§ Exercise prompt
Find every line of the listing below where "بکند" appears, and copy it.

(Recorded data)
+++
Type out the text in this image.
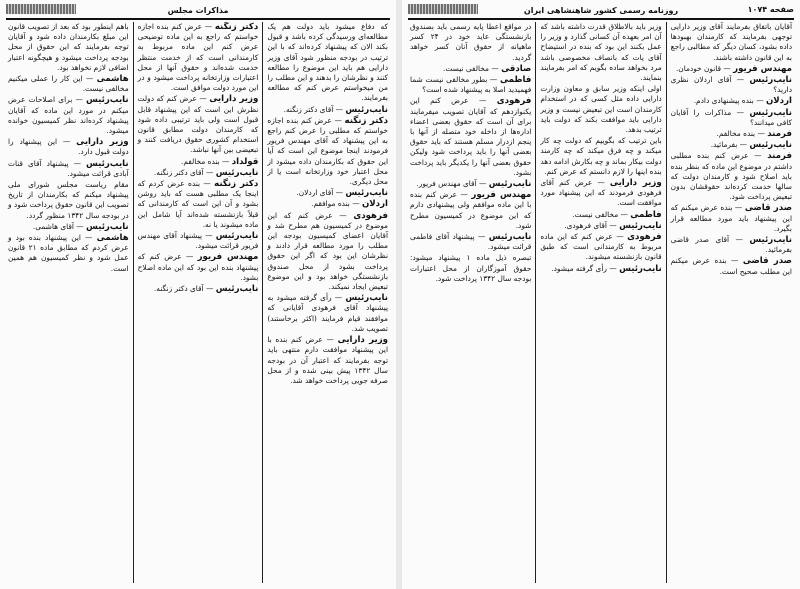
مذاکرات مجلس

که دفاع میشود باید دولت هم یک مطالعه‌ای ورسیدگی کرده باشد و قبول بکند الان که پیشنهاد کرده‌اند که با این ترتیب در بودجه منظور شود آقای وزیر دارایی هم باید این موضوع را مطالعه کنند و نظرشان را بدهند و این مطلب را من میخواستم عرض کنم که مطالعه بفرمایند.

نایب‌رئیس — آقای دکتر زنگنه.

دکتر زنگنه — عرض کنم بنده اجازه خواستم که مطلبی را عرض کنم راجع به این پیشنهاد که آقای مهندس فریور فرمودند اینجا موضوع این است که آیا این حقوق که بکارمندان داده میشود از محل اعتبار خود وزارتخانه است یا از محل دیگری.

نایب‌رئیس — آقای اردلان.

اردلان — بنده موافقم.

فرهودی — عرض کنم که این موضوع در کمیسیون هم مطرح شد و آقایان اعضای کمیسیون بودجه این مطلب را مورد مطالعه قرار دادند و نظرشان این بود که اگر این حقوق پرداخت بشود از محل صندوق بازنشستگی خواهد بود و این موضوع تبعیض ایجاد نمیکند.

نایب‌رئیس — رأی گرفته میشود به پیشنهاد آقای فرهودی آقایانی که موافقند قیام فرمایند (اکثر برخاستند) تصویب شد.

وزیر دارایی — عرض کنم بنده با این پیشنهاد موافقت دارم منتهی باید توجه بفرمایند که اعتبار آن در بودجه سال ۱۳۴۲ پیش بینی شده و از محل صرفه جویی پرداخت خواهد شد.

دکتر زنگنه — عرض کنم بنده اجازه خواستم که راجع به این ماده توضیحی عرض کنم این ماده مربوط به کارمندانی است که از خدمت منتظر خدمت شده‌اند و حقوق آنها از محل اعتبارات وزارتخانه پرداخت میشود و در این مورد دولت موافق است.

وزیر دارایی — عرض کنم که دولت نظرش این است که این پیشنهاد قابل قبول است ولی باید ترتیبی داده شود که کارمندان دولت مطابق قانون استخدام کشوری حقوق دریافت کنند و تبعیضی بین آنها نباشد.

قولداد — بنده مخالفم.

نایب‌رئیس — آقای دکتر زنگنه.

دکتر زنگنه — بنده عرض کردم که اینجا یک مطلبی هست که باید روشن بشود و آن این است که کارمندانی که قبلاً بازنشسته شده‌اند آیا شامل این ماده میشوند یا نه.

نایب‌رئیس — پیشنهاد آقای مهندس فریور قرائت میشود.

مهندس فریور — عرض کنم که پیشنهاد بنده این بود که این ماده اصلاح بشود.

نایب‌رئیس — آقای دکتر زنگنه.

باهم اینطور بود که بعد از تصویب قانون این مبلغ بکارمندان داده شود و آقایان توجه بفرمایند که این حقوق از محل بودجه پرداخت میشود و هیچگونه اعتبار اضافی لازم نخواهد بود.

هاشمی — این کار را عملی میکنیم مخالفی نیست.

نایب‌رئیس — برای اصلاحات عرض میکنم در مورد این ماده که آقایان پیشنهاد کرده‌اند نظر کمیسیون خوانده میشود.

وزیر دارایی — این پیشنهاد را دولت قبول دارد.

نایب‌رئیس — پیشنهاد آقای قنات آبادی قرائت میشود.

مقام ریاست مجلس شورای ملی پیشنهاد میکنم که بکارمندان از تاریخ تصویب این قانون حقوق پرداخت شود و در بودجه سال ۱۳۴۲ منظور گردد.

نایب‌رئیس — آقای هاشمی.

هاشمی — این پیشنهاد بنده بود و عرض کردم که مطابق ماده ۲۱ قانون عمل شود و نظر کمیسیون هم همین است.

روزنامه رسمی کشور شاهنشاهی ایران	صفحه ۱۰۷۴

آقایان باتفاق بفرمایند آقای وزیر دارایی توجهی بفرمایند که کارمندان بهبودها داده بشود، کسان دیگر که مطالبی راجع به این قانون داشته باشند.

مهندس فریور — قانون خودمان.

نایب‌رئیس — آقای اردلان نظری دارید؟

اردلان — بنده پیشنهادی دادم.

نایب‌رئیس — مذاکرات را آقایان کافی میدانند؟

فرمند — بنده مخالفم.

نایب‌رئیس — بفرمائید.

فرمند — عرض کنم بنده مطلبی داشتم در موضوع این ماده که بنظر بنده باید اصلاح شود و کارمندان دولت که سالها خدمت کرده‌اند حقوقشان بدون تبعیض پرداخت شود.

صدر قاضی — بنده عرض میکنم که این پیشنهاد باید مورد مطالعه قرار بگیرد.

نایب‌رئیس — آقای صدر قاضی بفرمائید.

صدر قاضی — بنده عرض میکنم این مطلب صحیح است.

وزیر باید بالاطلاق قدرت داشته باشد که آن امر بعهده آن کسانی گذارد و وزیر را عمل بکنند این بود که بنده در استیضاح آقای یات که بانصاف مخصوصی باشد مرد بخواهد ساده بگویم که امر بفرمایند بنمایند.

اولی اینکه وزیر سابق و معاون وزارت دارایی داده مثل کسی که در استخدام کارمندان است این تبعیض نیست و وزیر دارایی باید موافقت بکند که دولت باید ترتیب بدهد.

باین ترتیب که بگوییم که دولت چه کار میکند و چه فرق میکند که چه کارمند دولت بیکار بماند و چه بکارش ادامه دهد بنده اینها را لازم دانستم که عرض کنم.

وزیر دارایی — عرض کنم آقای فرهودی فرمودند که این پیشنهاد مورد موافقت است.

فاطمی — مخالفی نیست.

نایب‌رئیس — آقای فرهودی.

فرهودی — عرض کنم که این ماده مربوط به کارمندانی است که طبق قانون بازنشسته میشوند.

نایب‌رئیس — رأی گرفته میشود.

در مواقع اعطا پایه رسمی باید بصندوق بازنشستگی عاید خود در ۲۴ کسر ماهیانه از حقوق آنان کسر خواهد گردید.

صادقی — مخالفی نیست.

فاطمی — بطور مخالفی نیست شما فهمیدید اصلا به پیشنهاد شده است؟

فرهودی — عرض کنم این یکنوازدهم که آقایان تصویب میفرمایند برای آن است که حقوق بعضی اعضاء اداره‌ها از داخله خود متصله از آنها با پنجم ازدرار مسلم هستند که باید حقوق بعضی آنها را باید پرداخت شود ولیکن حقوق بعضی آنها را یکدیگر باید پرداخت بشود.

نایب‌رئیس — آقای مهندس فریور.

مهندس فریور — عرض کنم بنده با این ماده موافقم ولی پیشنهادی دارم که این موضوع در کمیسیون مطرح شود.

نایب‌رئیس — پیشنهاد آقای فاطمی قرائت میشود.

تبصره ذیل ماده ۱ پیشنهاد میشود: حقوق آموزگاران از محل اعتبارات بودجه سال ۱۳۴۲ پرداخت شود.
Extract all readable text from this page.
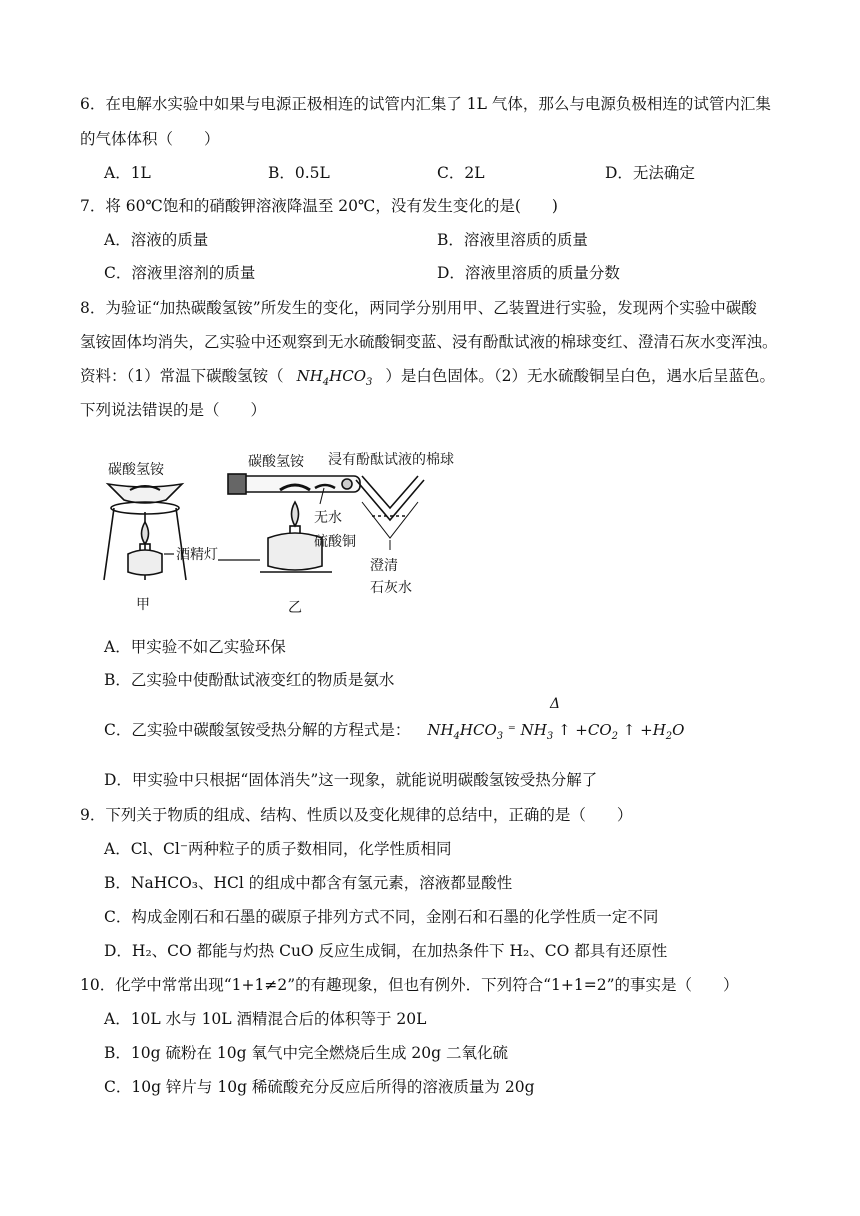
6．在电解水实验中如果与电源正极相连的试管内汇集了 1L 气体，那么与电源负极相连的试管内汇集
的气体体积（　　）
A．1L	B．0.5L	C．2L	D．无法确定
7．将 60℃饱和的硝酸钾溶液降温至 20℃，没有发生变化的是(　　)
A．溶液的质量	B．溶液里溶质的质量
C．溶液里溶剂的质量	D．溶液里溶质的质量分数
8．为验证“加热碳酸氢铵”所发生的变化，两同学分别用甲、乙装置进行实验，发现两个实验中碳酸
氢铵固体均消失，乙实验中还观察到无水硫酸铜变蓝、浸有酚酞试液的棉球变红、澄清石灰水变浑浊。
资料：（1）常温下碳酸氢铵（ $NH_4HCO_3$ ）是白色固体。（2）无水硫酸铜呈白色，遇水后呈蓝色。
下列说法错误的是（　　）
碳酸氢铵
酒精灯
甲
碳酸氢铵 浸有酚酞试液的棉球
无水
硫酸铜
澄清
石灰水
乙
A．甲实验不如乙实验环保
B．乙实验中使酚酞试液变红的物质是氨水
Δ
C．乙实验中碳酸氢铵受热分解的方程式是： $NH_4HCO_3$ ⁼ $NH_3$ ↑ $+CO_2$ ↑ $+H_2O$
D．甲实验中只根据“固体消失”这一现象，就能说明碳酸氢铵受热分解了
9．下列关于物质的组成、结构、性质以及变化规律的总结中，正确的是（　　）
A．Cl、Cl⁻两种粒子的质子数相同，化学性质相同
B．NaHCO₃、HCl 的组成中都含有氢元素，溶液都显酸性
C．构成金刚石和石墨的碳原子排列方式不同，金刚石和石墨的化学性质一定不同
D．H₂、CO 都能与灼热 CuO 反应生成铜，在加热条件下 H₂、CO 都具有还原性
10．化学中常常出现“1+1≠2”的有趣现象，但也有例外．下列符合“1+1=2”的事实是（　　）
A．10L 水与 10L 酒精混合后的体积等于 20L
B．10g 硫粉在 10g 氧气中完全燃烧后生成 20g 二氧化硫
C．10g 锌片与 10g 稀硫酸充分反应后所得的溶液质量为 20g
+++
§ Exercise response
که دفاع میشود باید دولت هم یک مطالعه‌ای ورسیدگی کرده باشد و قبول بکند الان که پیشنهاد کرده‌اند که با این ترتیب در بودجه منظور شود آقای وزیر دارایی هم باید این موضوع را مطالعه کنند و نظرشان را بدهند و این مطلب را من میخواستم عرض کنم که مطالعه بفرمایند.
اولی اینکه وزیر سابق و معاون وزارت دارایی داده مثل کسی که در استخدام کارمندان است این تبعیض نیست و وزیر دارایی باید موافقت بکند که دولت باید ترتیب بدهد.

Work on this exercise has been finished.